• EXERCISE BRIEF
Read the entries below and pull out each line with the string "acido".

· · · · · · ·

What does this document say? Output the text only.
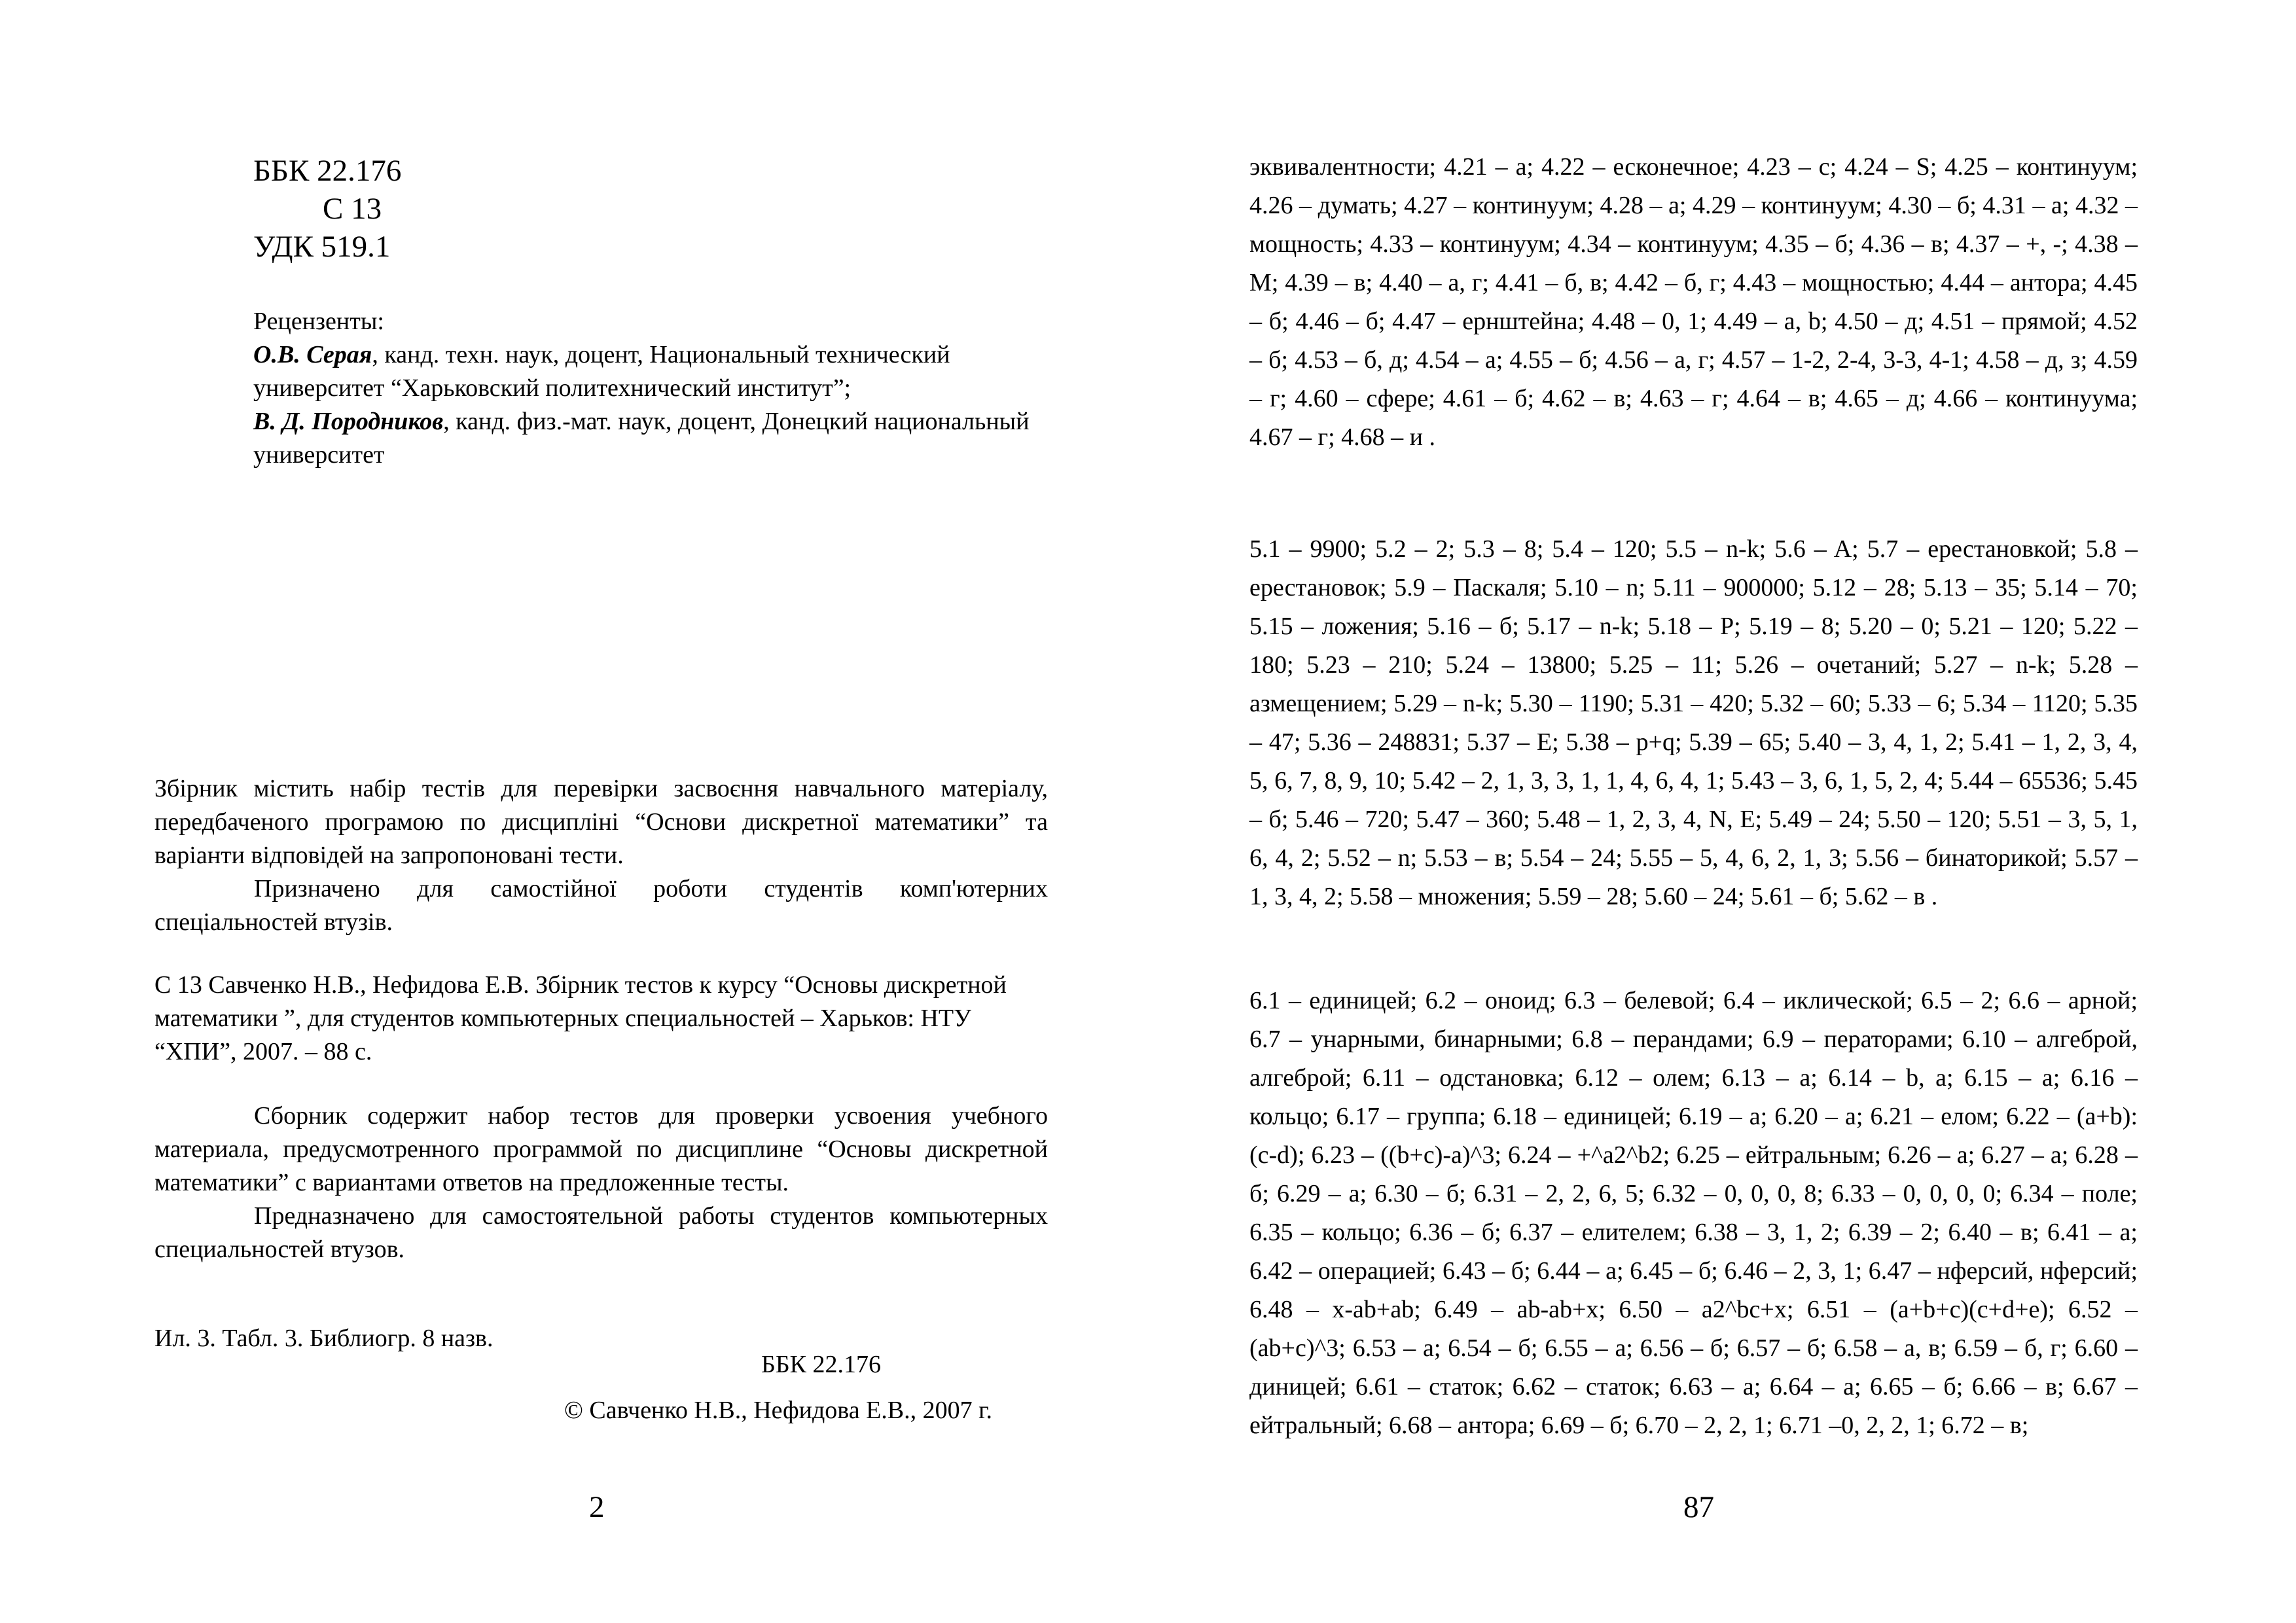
ББК 22.176
С 13
УДК 519.1
Рецензенты:
О.В. Серая, канд. техн. наук, доцент, Национальный технический университет “Харьковский политехнический институт”;
В. Д. Породников, канд. физ.-мат. наук, доцент, Донецкий национальный университет
Збірник містить набір тестів для перевірки засвоєння навчального матеріалу, передбаченого програмою по дисципліні “Основи дискретної математики” та варіанти відповідей на запропоновані тести.
Призначено для самостійної роботи студентів комп'ютерних спеціальностей втузів.
С 13 Савченко Н.В., Нефидова Е.В. Збірник тестов к курсу “Основы дискретной математики ”, для студентов компьютерных специальностей – Харьков: НТУ “ХПИ”, 2007. – 88 с.
Сборник содержит набор тестов для проверки усвоения учебного материала, предусмотренного программой по дисциплине “Основы дискретной математики” с вариантами ответов на предложенные тесты.
Предназначено для самостоятельной работы студентов компьютерных специальностей втузов.
Ил. 3. Табл. 3. Библиогр. 8 назв.
ББК 22.176
© Савченко Н.В., Нефидова Е.В., 2007 г.
2
эквивалентности; 4.21 – а; 4.22 – есконечное; 4.23 – с; 4.24 – S; 4.25 – континуум; 4.26 – думать; 4.27 – континуум; 4.28 – а; 4.29 – континуум; 4.30 – б; 4.31 – а; 4.32 – мощность; 4.33 – континуум; 4.34 – континуум; 4.35 – б; 4.36 – в; 4.37 – +, -; 4.38 – M; 4.39 – в; 4.40 – а, г; 4.41 – б, в; 4.42 – б, г; 4.43 – мощностью; 4.44 – антора; 4.45 – б; 4.46 – б; 4.47 – ернштейна; 4.48 – 0, 1; 4.49 – a, b; 4.50 – д; 4.51 – прямой; 4.52 – б; 4.53 – б, д; 4.54 – а; 4.55 – б; 4.56 – а, г; 4.57 – 1-2, 2-4, 3-3, 4-1; 4.58 – д, з; 4.59 – г; 4.60 – сфере; 4.61 – б; 4.62 – в; 4.63 – г; 4.64 – в; 4.65 – д; 4.66 – континуума; 4.67 – г; 4.68 – и .
5.1 – 9900; 5.2 – 2; 5.3 – 8; 5.4 – 120; 5.5 – n-k; 5.6 – A; 5.7 – ерестановкой; 5.8 – ерестановок; 5.9 – Паскаля; 5.10 – n; 5.11 – 900000; 5.12 – 28; 5.13 – 35; 5.14 – 70; 5.15 – ложения; 5.16 – б; 5.17 – n-k; 5.18 – P; 5.19 – 8; 5.20 – 0; 5.21 – 120; 5.22 – 180; 5.23 – 210; 5.24 – 13800; 5.25 – 11; 5.26 – очетаний; 5.27 – n-k; 5.28 – азмещением; 5.29 – n-k; 5.30 – 1190; 5.31 – 420; 5.32 – 60; 5.33 – 6; 5.34 – 1120; 5.35 – 47; 5.36 – 248831; 5.37 – E; 5.38 – p+q; 5.39 – 65; 5.40 – 3, 4, 1, 2; 5.41 – 1, 2, 3, 4, 5, 6, 7, 8, 9, 10; 5.42 – 2, 1, 3, 3, 1, 1, 4, 6, 4, 1; 5.43 – 3, 6, 1, 5, 2, 4; 5.44 – 65536; 5.45 – б; 5.46 – 720; 5.47 – 360; 5.48 – 1, 2, 3, 4, N, E; 5.49 – 24; 5.50 – 120; 5.51 – 3, 5, 1, 6, 4, 2; 5.52 – n; 5.53 – в; 5.54 – 24; 5.55 – 5, 4, 6, 2, 1, 3; 5.56 – бинаторикой; 5.57 – 1, 3, 4, 2; 5.58 – множения; 5.59 – 28; 5.60 – 24; 5.61 – б; 5.62 – в .
6.1 – единицей; 6.2 – оноид; 6.3 – белевой; 6.4 – иклической; 6.5 – 2; 6.6 – арной; 6.7 – унарными, бинарными; 6.8 – перандами; 6.9 – ператорами; 6.10 – алгеброй, алгеброй; 6.11 – одстановка; 6.12 – олем; 6.13 – a; 6.14 – b, a; 6.15 – a; 6.16 – кольцо; 6.17 – группа; 6.18 – единицей; 6.19 – а; 6.20 – а; 6.21 – елом; 6.22 – (a+b):(c-d); 6.23 – ((b+c)-a)^3; 6.24 – +^a2^b2; 6.25 – ейтральным; 6.26 – а; 6.27 – а; 6.28 – б; 6.29 – а; 6.30 – б; 6.31 – 2, 2, 6, 5; 6.32 – 0, 0, 0, 8; 6.33 – 0, 0, 0, 0; 6.34 – поле; 6.35 – кольцо; 6.36 – б; 6.37 – елителем; 6.38 – 3, 1, 2; 6.39 – 2; 6.40 – в; 6.41 – а; 6.42 – операцией; 6.43 – б; 6.44 – а; 6.45 – б; 6.46 – 2, 3, 1; 6.47 – нферсий, нферсий; 6.48 – x-ab+ab; 6.49 – ab-ab+x; 6.50 – a2^bc+x; 6.51 – (a+b+c)(c+d+e); 6.52 – (ab+c)^3; 6.53 – а; 6.54 – б; 6.55 – а; 6.56 – б; 6.57 – б; 6.58 – а, в; 6.59 – б, г; 6.60 – диницей; 6.61 – статок; 6.62 – статок; 6.63 – а; 6.64 – а; 6.65 – б; 6.66 – в; 6.67 – ейтральный; 6.68 – антора; 6.69 – б; 6.70 – 2, 2, 1; 6.71 –0, 2, 2, 1; 6.72 – в;
87
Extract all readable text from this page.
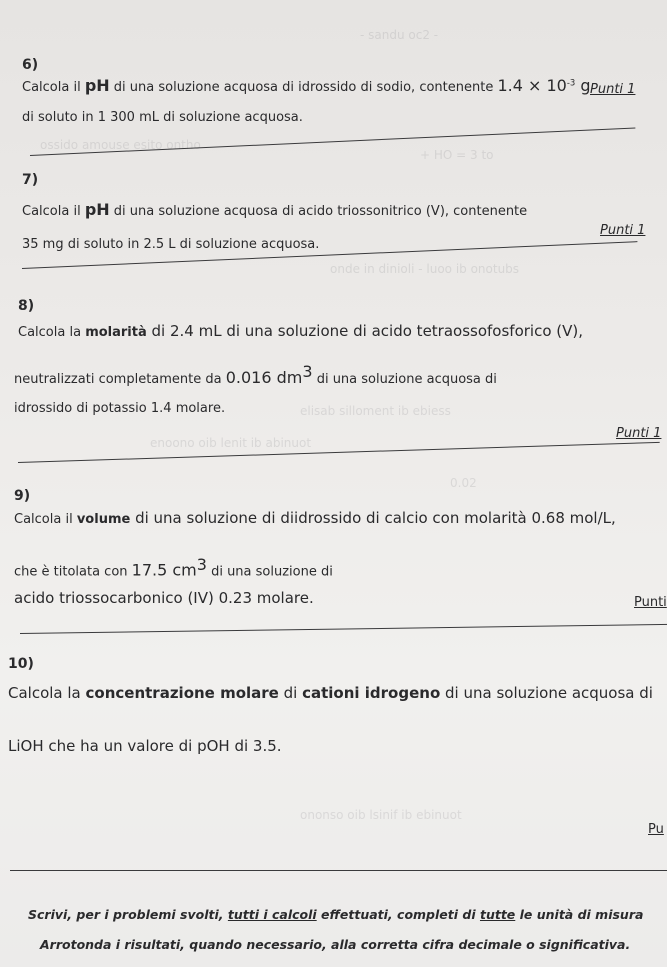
- sandu oc2 -
ossido amouse esito ontho
+ HO = 3 to
onde in dinioli - luoo ib onotubs
elisab silloment ib ebiess
enoono oib lenit ib abinuot
0.02
ononso oib lsinif ib ebinuot
6)
Calcola il pH di una soluzione acquosa di idrossido di sodio, contenente $1.4 \times 10^{-3}$ g
di soluto in 1 300 mL di soluzione acquosa.
Punti 1
7)
Calcola il pH di una soluzione acquosa di acido triossonitrico (V), contenente
35 mg di soluto in 2.5 L di soluzione acquosa.
Punti 1
8)
Calcola la molarità di 2.4 mL di una soluzione di acido tetraossofosforico (V),
neutralizzati completamente da 0.016 $dm^3$ di una soluzione acquosa di
idrossido di potassio 1.4 molare.
Punti 1
9)
Calcola il volume di una soluzione di diidrossido di calcio con molarità 0.68 mol/L,
che è titolata con 17.5 $cm^3$ di una soluzione di
acido triossocarbonico (IV) 0.23 molare.	Punti
10)
Calcola la concentrazione molare di cationi idrogeno di una soluzione acquosa di
LiOH che ha un valore di pOH di 3.5.
Pu
Scrivi, per i problemi svolti, tutti i calcoli effettuati, completi di tutte le unità di misura
Arrotonda i risultati, quando necessario, alla corretta cifra decimale o significativa.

· · · · · · ·

• WRITTEN SOLUTION
Calcola il pH di una soluzione acquosa di acido triossonitrico (V), contenente
Calcola la molarità di 2.4 mL di una soluzione di acido tetraossofosforico (V),
acido triossocarbonico (IV) 0.23 molare.	Punti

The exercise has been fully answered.